Given task:
Reproduce the data below in full and exclude every picture.

Records provided:

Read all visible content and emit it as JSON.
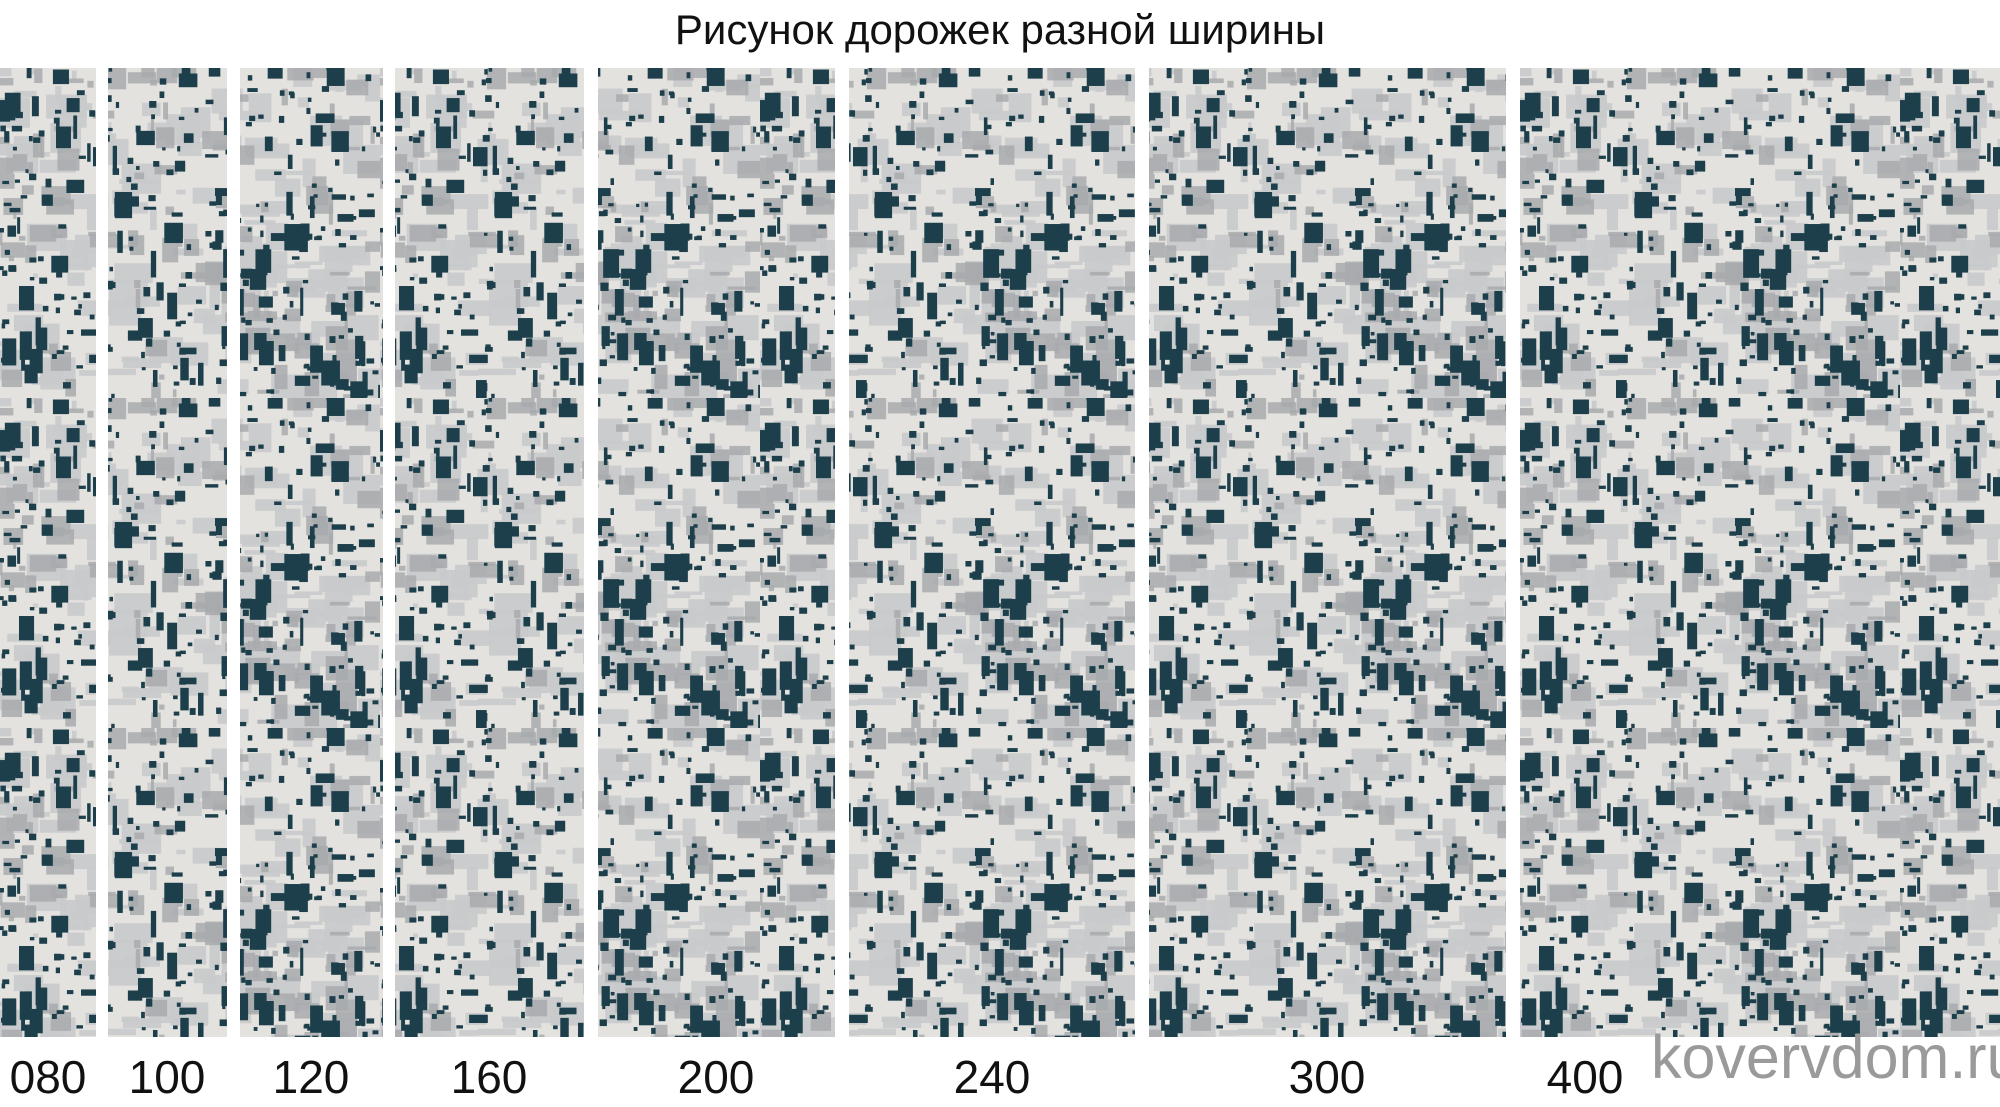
{
  "title": "Рисунок дорожек разной ширины",
  "widths": [
    {
      "label": "080"
    },
    {
      "label": "100"
    },
    {
      "label": "120"
    },
    {
      "label": "160"
    },
    {
      "label": "200"
    },
    {
      "label": "240"
    },
    {
      "label": "300"
    },
    {
      "label": "400"
    }
  ],
  "watermark": "kovervdom.ru",
  "colors": {
    "base": "#e4e2df",
    "dark": "#1c3f4b",
    "mid": "#a8abad",
    "light_grey": "#c9cacb"
  }
}
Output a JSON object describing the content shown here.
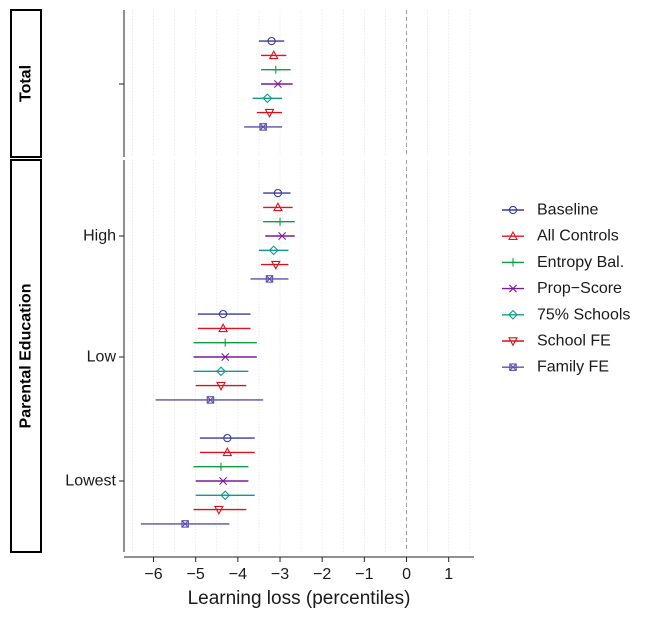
{
  "chart_data": {
    "type": "scatter",
    "subtype": "forest-plot-with-error-bars",
    "xlabel": "Learning loss (percentiles)",
    "xlim": [
      -6.7,
      1.6
    ],
    "xticks": [
      -6,
      -5,
      -4,
      -3,
      -2,
      -1,
      0,
      1
    ],
    "xtick_labels": [
      "−6",
      "−5",
      "−4",
      "−3",
      "−2",
      "−1",
      "0",
      "1"
    ],
    "reference_line_x": 0,
    "grid": "vertical-minor",
    "legend_position": "right",
    "series": [
      {
        "name": "Baseline",
        "color": "#3a3a9a",
        "marker": "circle"
      },
      {
        "name": "All Controls",
        "color": "#e8101f",
        "marker": "triangle-up"
      },
      {
        "name": "Entropy Bal.",
        "color": "#119a45",
        "marker": "plus"
      },
      {
        "name": "Prop−Score",
        "color": "#7d1a9b",
        "marker": "cross"
      },
      {
        "name": "75% Schools",
        "color": "#119a8c",
        "marker": "diamond"
      },
      {
        "name": "School FE",
        "color": "#d2141e",
        "marker": "triangle-down"
      },
      {
        "name": "Family FE",
        "color": "#5c4fa8",
        "marker": "square-cross"
      }
    ],
    "panels": [
      {
        "strip_label": "Total",
        "groups": [
          {
            "label": "",
            "estimates": [
              {
                "series": "Baseline",
                "est": -3.2,
                "lo": -3.5,
                "hi": -2.9
              },
              {
                "series": "All Controls",
                "est": -3.15,
                "lo": -3.45,
                "hi": -2.85
              },
              {
                "series": "Entropy Bal.",
                "est": -3.1,
                "lo": -3.45,
                "hi": -2.75
              },
              {
                "series": "Prop−Score",
                "est": -3.05,
                "lo": -3.45,
                "hi": -2.7
              },
              {
                "series": "75% Schools",
                "est": -3.3,
                "lo": -3.65,
                "hi": -2.95
              },
              {
                "series": "School FE",
                "est": -3.25,
                "lo": -3.55,
                "hi": -2.95
              },
              {
                "series": "Family FE",
                "est": -3.4,
                "lo": -3.85,
                "hi": -2.95
              }
            ]
          }
        ]
      },
      {
        "strip_label": "Parental Education",
        "groups": [
          {
            "label": "High",
            "estimates": [
              {
                "series": "Baseline",
                "est": -3.05,
                "lo": -3.4,
                "hi": -2.75
              },
              {
                "series": "All Controls",
                "est": -3.05,
                "lo": -3.4,
                "hi": -2.7
              },
              {
                "series": "Entropy Bal.",
                "est": -3.0,
                "lo": -3.4,
                "hi": -2.65
              },
              {
                "series": "Prop−Score",
                "est": -2.95,
                "lo": -3.35,
                "hi": -2.65
              },
              {
                "series": "75% Schools",
                "est": -3.15,
                "lo": -3.5,
                "hi": -2.8
              },
              {
                "series": "School FE",
                "est": -3.1,
                "lo": -3.45,
                "hi": -2.8
              },
              {
                "series": "Family FE",
                "est": -3.25,
                "lo": -3.7,
                "hi": -2.8
              }
            ]
          },
          {
            "label": "Low",
            "estimates": [
              {
                "series": "Baseline",
                "est": -4.35,
                "lo": -4.95,
                "hi": -3.7
              },
              {
                "series": "All Controls",
                "est": -4.35,
                "lo": -4.95,
                "hi": -3.7
              },
              {
                "series": "Entropy Bal.",
                "est": -4.3,
                "lo": -5.05,
                "hi": -3.55
              },
              {
                "series": "Prop−Score",
                "est": -4.3,
                "lo": -5.05,
                "hi": -3.55
              },
              {
                "series": "75% Schools",
                "est": -4.4,
                "lo": -5.05,
                "hi": -3.75
              },
              {
                "series": "School FE",
                "est": -4.4,
                "lo": -5.0,
                "hi": -3.8
              },
              {
                "series": "Family FE",
                "est": -4.65,
                "lo": -5.95,
                "hi": -3.4
              }
            ]
          },
          {
            "label": "Lowest",
            "estimates": [
              {
                "series": "Baseline",
                "est": -4.25,
                "lo": -4.9,
                "hi": -3.6
              },
              {
                "series": "All Controls",
                "est": -4.25,
                "lo": -4.9,
                "hi": -3.6
              },
              {
                "series": "Entropy Bal.",
                "est": -4.4,
                "lo": -5.05,
                "hi": -3.75
              },
              {
                "series": "Prop−Score",
                "est": -4.35,
                "lo": -5.0,
                "hi": -3.75
              },
              {
                "series": "75% Schools",
                "est": -4.3,
                "lo": -5.0,
                "hi": -3.6
              },
              {
                "series": "School FE",
                "est": -4.45,
                "lo": -5.05,
                "hi": -3.8
              },
              {
                "series": "Family FE",
                "est": -5.25,
                "lo": -6.3,
                "hi": -4.2
              }
            ]
          }
        ]
      }
    ]
  }
}
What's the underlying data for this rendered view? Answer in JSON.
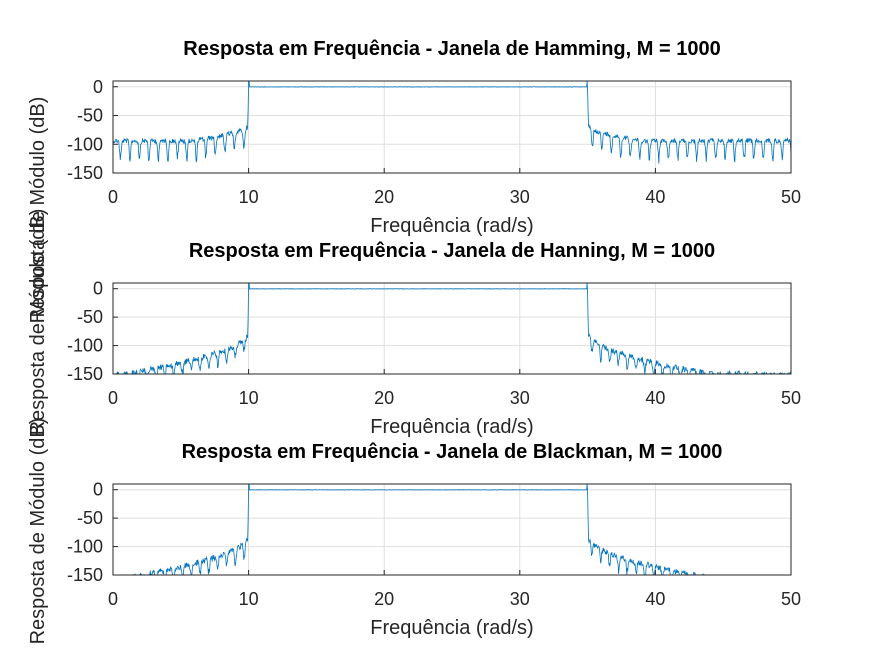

Exercise result:
Read all visible content and emit it as JSON.
{
  "title": "Рисунок дорожек разной ширины",
  "widths": [
    {
      "label": "080"
    },
    {
      "label": "100"
    },
    {
      "label": "120"
    },
    {
      "label": "160"
    },
    {
      "label": "200"
    },
    {
      "label": "240"
    },
    {
      "label": "300"
    },
    {
      "label": "400"
    }
  ],
  "watermark": "kovervdom.ru",
  "colors": {
    "base": "#e4e2df",
    "dark": "#1c3f4b",
    "mid": "#a8abad",
    "light_grey": "#c9cacb"
  }
}
Output a JSON object describing the content shown here.
{
  "chart_data": {
    "type": "scatter",
    "subtype": "forest-plot-with-error-bars",
    "xlabel": "Learning loss (percentiles)",
    "xlim": [
      -6.7,
      1.6
    ],
    "xticks": [
      -6,
      -5,
      -4,
      -3,
      -2,
      -1,
      0,
      1
    ],
    "xtick_labels": [
      "−6",
      "−5",
      "−4",
      "−3",
      "−2",
      "−1",
      "0",
      "1"
    ],
    "reference_line_x": 0,
    "grid": "vertical-minor",
    "legend_position": "right",
    "series": [
      {
        "name": "Baseline",
        "color": "#3a3a9a",
        "marker": "circle"
      },
      {
        "name": "All Controls",
        "color": "#e8101f",
        "marker": "triangle-up"
      },
      {
        "name": "Entropy Bal.",
        "color": "#119a45",
        "marker": "plus"
      },
      {
        "name": "Prop−Score",
        "color": "#7d1a9b",
        "marker": "cross"
      },
      {
        "name": "75% Schools",
        "color": "#119a8c",
        "marker": "diamond"
      },
      {
        "name": "School FE",
        "color": "#d2141e",
        "marker": "triangle-down"
      },
      {
        "name": "Family FE",
        "color": "#5c4fa8",
        "marker": "square-cross"
      }
    ],
    "panels": [
      {
        "strip_label": "Total",
        "groups": [
          {
            "label": "",
            "estimates": [
              {
                "series": "Baseline",
                "est": -3.2,
                "lo": -3.5,
                "hi": -2.9
              },
              {
                "series": "All Controls",
                "est": -3.15,
                "lo": -3.45,
                "hi": -2.85
              },
              {
                "series": "Entropy Bal.",
                "est": -3.1,
                "lo": -3.45,
                "hi": -2.75
              },
              {
                "series": "Prop−Score",
                "est": -3.05,
                "lo": -3.45,
                "hi": -2.7
              },
              {
                "series": "75% Schools",
                "est": -3.3,
                "lo": -3.65,
                "hi": -2.95
              },
              {
                "series": "School FE",
                "est": -3.25,
                "lo": -3.55,
                "hi": -2.95
              },
              {
                "series": "Family FE",
                "est": -3.4,
                "lo": -3.85,
                "hi": -2.95
              }
            ]
          }
        ]
      },
      {
        "strip_label": "Parental Education",
        "groups": [
          {
            "label": "High",
            "estimates": [
              {
                "series": "Baseline",
                "est": -3.05,
                "lo": -3.4,
                "hi": -2.75
              },
              {
                "series": "All Controls",
                "est": -3.05,
                "lo": -3.4,
                "hi": -2.7
              },
              {
                "series": "Entropy Bal.",
                "est": -3.0,
                "lo": -3.4,
                "hi": -2.65
              },
              {
                "series": "Prop−Score",
                "est": -2.95,
                "lo": -3.35,
                "hi": -2.65
              },
              {
                "series": "75% Schools",
                "est": -3.15,
                "lo": -3.5,
                "hi": -2.8
              },
              {
                "series": "School FE",
                "est": -3.1,
                "lo": -3.45,
                "hi": -2.8
              },
              {
                "series": "Family FE",
                "est": -3.25,
                "lo": -3.7,
                "hi": -2.8
              }
            ]
          },
          {
            "label": "Low",
            "estimates": [
              {
                "series": "Baseline",
                "est": -4.35,
                "lo": -4.95,
                "hi": -3.7
              },
              {
                "series": "All Controls",
                "est": -4.35,
                "lo": -4.95,
                "hi": -3.7
              },
              {
                "series": "Entropy Bal.",
                "est": -4.3,
                "lo": -5.05,
                "hi": -3.55
              },
              {
                "series": "Prop−Score",
                "est": -4.3,
                "lo": -5.05,
                "hi": -3.55
              },
              {
                "series": "75% Schools",
                "est": -4.4,
                "lo": -5.05,
                "hi": -3.75
              },
              {
                "series": "School FE",
                "est": -4.4,
                "lo": -5.0,
                "hi": -3.8
              },
              {
                "series": "Family FE",
                "est": -4.65,
                "lo": -5.95,
                "hi": -3.4
              }
            ]
          },
          {
            "label": "Lowest",
            "estimates": [
              {
                "series": "Baseline",
                "est": -4.25,
                "lo": -4.9,
                "hi": -3.6
              },
              {
                "series": "All Controls",
                "est": -4.25,
                "lo": -4.9,
                "hi": -3.6
              },
              {
                "series": "Entropy Bal.",
                "est": -4.4,
                "lo": -5.05,
                "hi": -3.75
              },
              {
                "series": "Prop−Score",
                "est": -4.35,
                "lo": -5.0,
                "hi": -3.75
              },
              {
                "series": "75% Schools",
                "est": -4.3,
                "lo": -5.0,
                "hi": -3.6
              },
              {
                "series": "School FE",
                "est": -4.45,
                "lo": -5.05,
                "hi": -3.8
              },
              {
                "series": "Family FE",
                "est": -5.25,
                "lo": -6.3,
                "hi": -4.2
              }
            ]
          }
        ]
      }
    ]
  }
}
What's the underlying data for this rendered view? Answer in JSON.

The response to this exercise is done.